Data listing
++++++++++
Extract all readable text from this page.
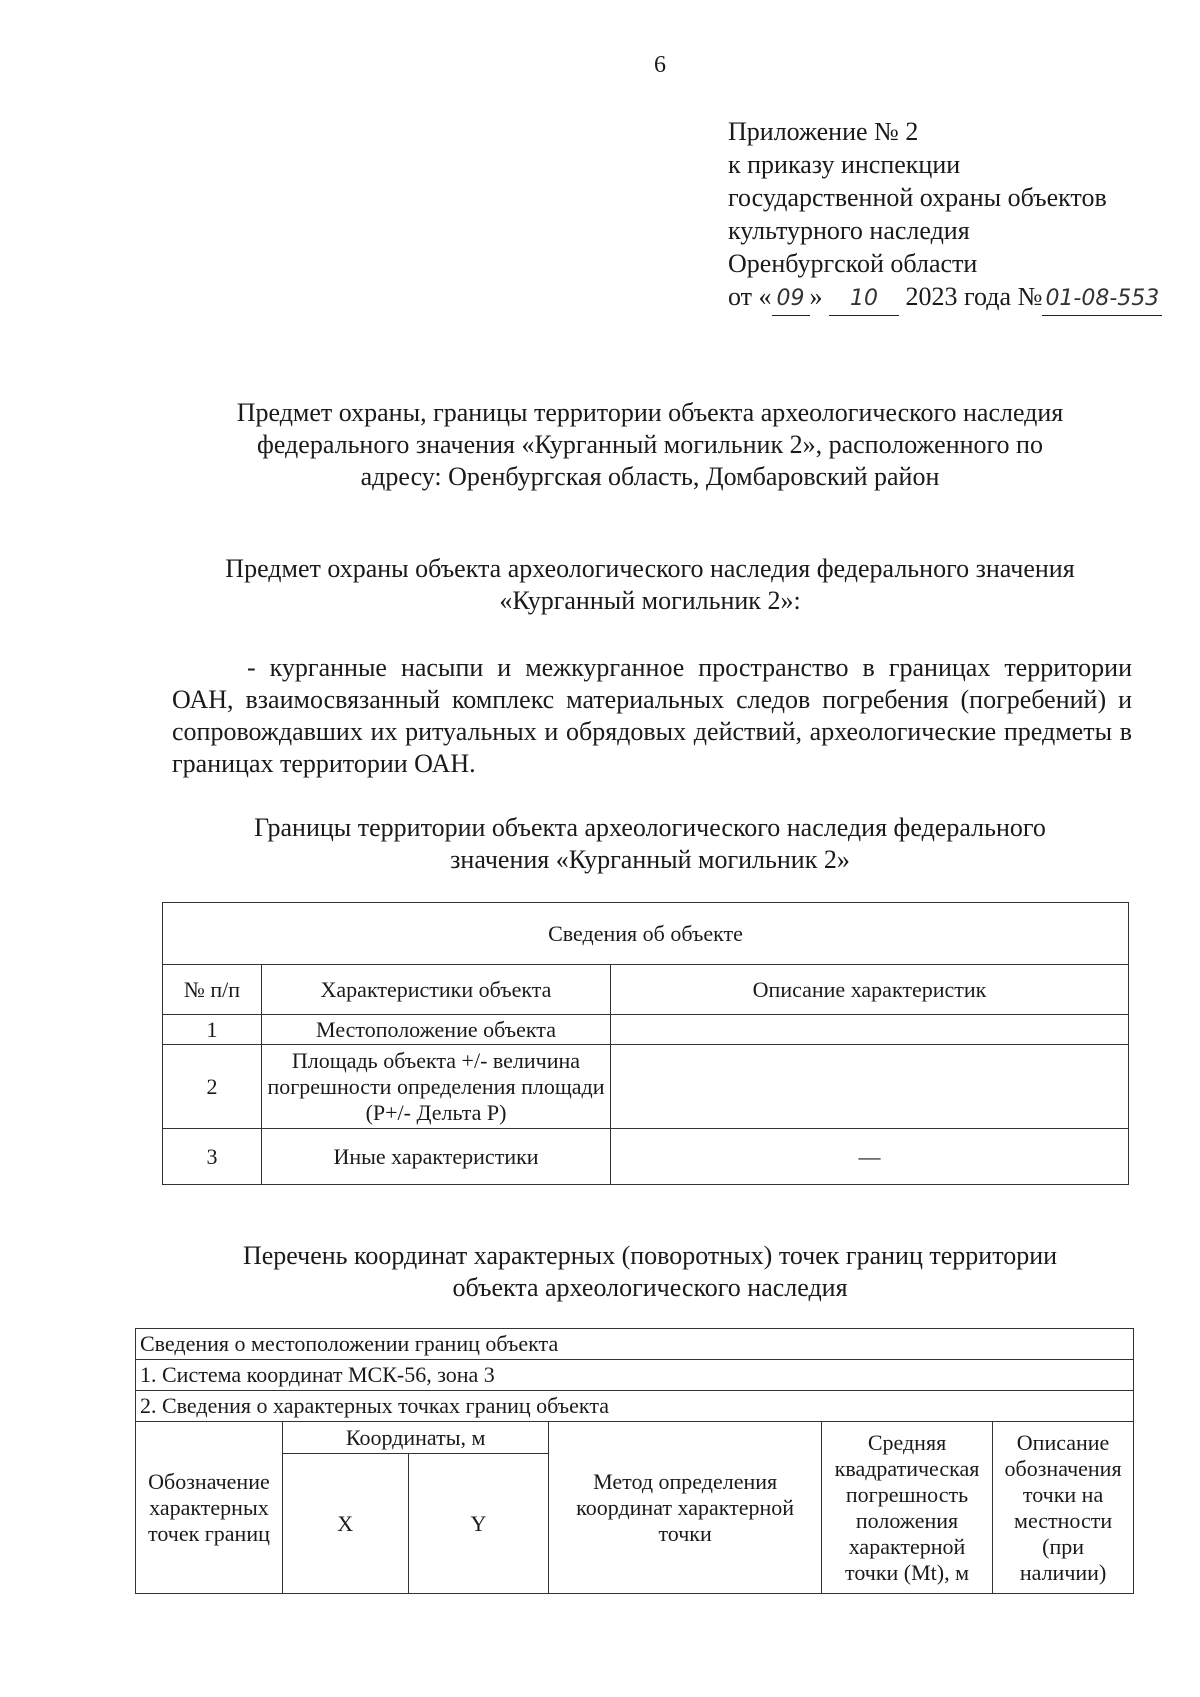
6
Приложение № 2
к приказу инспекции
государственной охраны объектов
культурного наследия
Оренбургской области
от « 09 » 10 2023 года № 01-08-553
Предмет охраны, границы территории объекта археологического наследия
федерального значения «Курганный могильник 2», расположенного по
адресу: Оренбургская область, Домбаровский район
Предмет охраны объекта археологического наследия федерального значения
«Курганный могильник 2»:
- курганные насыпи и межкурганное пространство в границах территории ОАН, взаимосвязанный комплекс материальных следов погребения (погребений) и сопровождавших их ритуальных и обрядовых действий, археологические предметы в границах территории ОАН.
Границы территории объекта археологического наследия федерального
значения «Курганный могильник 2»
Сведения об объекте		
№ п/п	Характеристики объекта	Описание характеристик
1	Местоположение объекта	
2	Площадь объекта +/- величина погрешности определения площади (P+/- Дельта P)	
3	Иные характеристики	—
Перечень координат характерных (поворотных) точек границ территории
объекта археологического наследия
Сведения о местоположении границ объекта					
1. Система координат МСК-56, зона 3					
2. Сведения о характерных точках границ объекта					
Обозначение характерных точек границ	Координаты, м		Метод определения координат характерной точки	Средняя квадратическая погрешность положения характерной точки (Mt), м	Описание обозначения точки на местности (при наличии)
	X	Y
++++++++++
* _WHAT THE TASK REQUIRES_: Take the data above and repeat it exactly, leaving each picture out.

* _ANSWER TO THE EXERCISE_:
Extract all readable text from this page.
6
Приложение № 2
к приказу инспекции
государственной охраны объектов
культурного наследия
Оренбургской области
от « 09 » 10 2023 года № 01-08-553
Предмет охраны, границы территории объекта археологического наследия
федерального значения «Курганный могильник 2», расположенного по
адресу: Оренбургская область, Домбаровский район
Предмет охраны объекта археологического наследия федерального значения
«Курганный могильник 2»:
- курганные насыпи и межкурганное пространство в границах территории ОАН, взаимосвязанный комплекс материальных следов погребения (погребений) и сопровождавших их ритуальных и обрядовых действий, археологические предметы в границах территории ОАН.
Границы территории объекта археологического наследия федерального
значения «Курганный могильник 2»
Сведения об объекте		
№ п/п	Характеристики объекта	Описание характеристик
1	Местоположение объекта	
2	Площадь объекта +/- величина погрешности определения площади (P+/- Дельта P)	
3	Иные характеристики	—
Перечень координат характерных (поворотных) точек границ территории
объекта археологического наследия
Сведения о местоположении границ объекта					
1. Система координат МСК-56, зона 3					
2. Сведения о характерных точках границ объекта					
Обозначение характерных точек границ	Координаты, м		Метод определения координат характерной точки	Средняя квадратическая погрешность положения характерной точки (Mt), м	Описание обозначения точки на местности (при наличии)
	X	Y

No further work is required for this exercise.